* **To do**
Below is a block of records; repeat all of them exactly.

Excerpt from a dataset
----

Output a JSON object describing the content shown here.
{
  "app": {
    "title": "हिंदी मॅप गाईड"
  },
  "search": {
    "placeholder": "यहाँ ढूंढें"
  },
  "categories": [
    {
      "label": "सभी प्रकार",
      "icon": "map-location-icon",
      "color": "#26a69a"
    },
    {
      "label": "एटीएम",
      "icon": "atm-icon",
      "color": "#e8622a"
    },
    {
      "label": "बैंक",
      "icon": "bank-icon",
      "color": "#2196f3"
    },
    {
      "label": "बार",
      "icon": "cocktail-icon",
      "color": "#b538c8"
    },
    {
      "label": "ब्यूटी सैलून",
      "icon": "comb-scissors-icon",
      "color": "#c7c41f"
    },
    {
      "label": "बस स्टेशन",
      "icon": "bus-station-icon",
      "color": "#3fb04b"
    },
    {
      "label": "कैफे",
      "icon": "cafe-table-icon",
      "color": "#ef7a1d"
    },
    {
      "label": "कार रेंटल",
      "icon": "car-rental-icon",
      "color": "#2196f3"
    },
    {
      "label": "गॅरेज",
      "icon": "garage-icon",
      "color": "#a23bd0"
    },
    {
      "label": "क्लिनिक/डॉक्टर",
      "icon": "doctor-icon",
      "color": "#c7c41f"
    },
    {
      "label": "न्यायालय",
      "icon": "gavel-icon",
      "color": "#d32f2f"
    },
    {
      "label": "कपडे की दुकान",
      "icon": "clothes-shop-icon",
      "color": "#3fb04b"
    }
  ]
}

----

* **The reply**
Output a JSON object describing the content shown here.
{
  "app": {
    "title": "हिंदी मॅप गाईड"
  },
  "search": {
    "placeholder": "यहाँ ढूंढें"
  },
  "categories": [
    {
      "label": "सभी प्रकार",
      "icon": "map-location-icon",
      "color": "#26a69a"
    },
    {
      "label": "एटीएम",
      "icon": "atm-icon",
      "color": "#e8622a"
    },
    {
      "label": "बैंक",
      "icon": "bank-icon",
      "color": "#2196f3"
    },
    {
      "label": "बार",
      "icon": "cocktail-icon",
      "color": "#b538c8"
    },
    {
      "label": "ब्यूटी सैलून",
      "icon": "comb-scissors-icon",
      "color": "#c7c41f"
    },
    {
      "label": "बस स्टेशन",
      "icon": "bus-station-icon",
      "color": "#3fb04b"
    },
    {
      "label": "कैफे",
      "icon": "cafe-table-icon",
      "color": "#ef7a1d"
    },
    {
      "label": "कार रेंटल",
      "icon": "car-rental-icon",
      "color": "#2196f3"
    },
    {
      "label": "गॅरेज",
      "icon": "garage-icon",
      "color": "#a23bd0"
    },
    {
      "label": "क्लिनिक/डॉक्टर",
      "icon": "doctor-icon",
      "color": "#c7c41f"
    },
    {
      "label": "न्यायालय",
      "icon": "gavel-icon",
      "color": "#d32f2f"
    },
    {
      "label": "कपडे की दुकान",
      "icon": "clothes-shop-icon",
      "color": "#3fb04b"
    }
  ]
}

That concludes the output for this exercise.